Instructions for the task — Please convert the records, from their first line through the line containing "gridline <box>54 362 938 366</box>", both included, into a JSON list of strings with one string per line and no blank lines.

Dataset —
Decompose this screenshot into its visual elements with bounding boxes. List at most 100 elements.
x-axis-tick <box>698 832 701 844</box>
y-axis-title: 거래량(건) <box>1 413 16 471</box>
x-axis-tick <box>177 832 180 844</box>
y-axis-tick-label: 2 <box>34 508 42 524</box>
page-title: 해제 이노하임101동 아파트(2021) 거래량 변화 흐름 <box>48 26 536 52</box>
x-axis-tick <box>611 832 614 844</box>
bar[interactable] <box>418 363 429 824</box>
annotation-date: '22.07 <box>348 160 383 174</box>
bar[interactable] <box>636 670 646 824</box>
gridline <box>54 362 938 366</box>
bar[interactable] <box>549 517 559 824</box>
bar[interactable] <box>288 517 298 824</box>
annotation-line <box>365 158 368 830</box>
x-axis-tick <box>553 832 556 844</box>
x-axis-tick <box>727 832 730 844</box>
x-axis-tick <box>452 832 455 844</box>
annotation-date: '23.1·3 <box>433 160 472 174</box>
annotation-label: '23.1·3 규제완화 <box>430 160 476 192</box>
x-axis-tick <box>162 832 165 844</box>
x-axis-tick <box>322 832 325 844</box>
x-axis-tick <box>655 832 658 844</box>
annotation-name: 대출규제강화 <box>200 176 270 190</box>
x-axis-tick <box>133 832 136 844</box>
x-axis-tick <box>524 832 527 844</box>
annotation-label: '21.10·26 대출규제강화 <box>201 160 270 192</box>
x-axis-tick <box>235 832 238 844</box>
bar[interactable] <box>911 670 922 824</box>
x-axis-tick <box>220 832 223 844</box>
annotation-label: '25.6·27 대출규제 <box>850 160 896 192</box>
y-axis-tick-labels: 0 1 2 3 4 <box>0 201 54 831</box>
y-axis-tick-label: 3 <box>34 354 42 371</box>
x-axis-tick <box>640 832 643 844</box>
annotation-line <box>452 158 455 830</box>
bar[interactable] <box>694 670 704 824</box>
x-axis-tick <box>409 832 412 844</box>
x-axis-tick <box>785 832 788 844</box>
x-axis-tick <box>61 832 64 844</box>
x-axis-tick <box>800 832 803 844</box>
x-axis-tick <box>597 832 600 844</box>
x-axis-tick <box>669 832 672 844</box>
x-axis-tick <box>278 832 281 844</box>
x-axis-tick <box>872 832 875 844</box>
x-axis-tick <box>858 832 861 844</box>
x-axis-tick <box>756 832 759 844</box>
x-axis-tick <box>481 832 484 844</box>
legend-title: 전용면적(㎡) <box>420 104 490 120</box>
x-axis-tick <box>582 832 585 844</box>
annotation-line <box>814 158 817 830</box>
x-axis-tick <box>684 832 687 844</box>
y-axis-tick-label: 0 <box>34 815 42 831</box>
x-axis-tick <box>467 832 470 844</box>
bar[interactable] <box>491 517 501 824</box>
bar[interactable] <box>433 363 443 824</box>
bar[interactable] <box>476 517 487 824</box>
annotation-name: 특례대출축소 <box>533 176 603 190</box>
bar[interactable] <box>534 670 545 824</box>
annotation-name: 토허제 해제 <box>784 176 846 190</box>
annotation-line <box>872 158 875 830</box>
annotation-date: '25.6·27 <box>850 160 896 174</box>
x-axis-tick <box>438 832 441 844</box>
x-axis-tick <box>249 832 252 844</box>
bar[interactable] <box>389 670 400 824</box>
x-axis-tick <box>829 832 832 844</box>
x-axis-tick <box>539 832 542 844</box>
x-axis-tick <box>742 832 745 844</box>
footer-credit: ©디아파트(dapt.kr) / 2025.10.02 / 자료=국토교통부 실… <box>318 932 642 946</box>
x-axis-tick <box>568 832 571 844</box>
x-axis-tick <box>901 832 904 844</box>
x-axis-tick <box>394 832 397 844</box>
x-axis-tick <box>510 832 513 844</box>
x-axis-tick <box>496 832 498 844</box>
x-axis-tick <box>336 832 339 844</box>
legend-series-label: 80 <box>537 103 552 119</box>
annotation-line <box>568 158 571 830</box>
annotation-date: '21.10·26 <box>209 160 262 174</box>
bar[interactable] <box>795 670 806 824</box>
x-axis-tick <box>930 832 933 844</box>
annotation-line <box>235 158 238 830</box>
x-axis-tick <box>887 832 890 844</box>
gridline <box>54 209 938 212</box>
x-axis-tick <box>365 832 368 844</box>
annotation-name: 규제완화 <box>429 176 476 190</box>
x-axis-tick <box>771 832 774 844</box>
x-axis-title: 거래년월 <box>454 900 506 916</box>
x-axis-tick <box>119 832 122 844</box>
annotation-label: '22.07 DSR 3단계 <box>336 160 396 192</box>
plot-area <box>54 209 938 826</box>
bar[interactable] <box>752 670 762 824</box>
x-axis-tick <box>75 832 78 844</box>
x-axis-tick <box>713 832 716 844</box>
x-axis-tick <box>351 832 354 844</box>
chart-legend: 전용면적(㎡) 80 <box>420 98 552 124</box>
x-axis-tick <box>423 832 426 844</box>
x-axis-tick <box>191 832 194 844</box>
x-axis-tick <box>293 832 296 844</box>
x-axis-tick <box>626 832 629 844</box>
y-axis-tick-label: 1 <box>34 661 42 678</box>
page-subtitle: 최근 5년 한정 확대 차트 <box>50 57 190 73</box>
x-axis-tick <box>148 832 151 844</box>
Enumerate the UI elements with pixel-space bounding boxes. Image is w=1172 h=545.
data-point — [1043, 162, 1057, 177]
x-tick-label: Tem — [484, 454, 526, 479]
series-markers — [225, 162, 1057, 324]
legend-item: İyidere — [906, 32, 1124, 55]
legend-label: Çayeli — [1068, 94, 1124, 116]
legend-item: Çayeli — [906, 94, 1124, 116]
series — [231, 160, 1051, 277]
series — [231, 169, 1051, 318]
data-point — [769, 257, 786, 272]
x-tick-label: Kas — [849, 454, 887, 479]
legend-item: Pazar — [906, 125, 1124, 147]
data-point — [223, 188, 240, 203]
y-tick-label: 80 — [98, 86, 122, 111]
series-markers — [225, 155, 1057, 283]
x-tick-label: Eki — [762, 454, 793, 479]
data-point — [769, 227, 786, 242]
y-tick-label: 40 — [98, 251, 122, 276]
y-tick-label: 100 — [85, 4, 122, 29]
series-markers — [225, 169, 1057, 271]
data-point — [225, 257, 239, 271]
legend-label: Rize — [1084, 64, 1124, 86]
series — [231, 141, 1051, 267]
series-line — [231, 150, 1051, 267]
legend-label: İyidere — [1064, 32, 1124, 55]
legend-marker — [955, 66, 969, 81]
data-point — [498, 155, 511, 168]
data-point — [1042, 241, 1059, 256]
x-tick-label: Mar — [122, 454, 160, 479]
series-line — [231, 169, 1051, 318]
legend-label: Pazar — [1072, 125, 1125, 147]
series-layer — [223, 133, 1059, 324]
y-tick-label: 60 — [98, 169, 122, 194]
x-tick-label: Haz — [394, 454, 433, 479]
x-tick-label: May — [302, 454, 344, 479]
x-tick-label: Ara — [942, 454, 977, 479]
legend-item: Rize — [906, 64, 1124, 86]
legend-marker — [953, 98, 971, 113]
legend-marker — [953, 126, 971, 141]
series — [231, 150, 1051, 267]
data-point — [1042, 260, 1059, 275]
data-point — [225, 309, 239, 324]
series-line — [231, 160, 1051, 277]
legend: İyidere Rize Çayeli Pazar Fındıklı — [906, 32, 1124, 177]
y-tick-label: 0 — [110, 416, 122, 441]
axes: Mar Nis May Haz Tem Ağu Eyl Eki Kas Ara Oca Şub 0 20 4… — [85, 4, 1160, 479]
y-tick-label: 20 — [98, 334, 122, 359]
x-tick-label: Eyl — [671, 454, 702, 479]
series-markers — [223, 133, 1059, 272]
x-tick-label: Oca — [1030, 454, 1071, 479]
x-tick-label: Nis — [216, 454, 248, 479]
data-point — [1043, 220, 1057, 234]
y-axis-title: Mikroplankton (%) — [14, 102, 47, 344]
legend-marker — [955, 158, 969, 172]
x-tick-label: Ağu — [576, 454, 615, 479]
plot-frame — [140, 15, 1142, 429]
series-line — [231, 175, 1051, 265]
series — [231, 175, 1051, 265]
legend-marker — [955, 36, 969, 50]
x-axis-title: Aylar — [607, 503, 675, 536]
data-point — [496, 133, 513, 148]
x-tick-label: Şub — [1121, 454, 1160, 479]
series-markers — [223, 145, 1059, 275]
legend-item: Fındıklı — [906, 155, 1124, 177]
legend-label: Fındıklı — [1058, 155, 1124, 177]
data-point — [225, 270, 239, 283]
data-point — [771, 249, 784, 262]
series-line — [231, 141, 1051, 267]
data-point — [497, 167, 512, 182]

Expected output —
[
  "Decompose this screenshot into its visual elements with bounding boxes. List at most 100 elements.",
  "x-axis-tick <box>698 832 701 844</box>",
  "y-axis-title: 거래량(건) <box>1 413 16 471</box>",
  "x-axis-tick <box>177 832 180 844</box>",
  "y-axis-tick-label: 2 <box>34 508 42 524</box>",
  "page-title: 해제 이노하임101동 아파트(2021) 거래량 변화 흐름 <box>48 26 536 52</box>",
  "x-axis-tick <box>611 832 614 844</box>",
  "bar[interactable] <box>418 363 429 824</box>",
  "annotation-date: '22.07 <box>348 160 383 174</box>",
  "bar[interactable] <box>636 670 646 824</box>",
  "gridline <box>54 362 938 366</box>"
]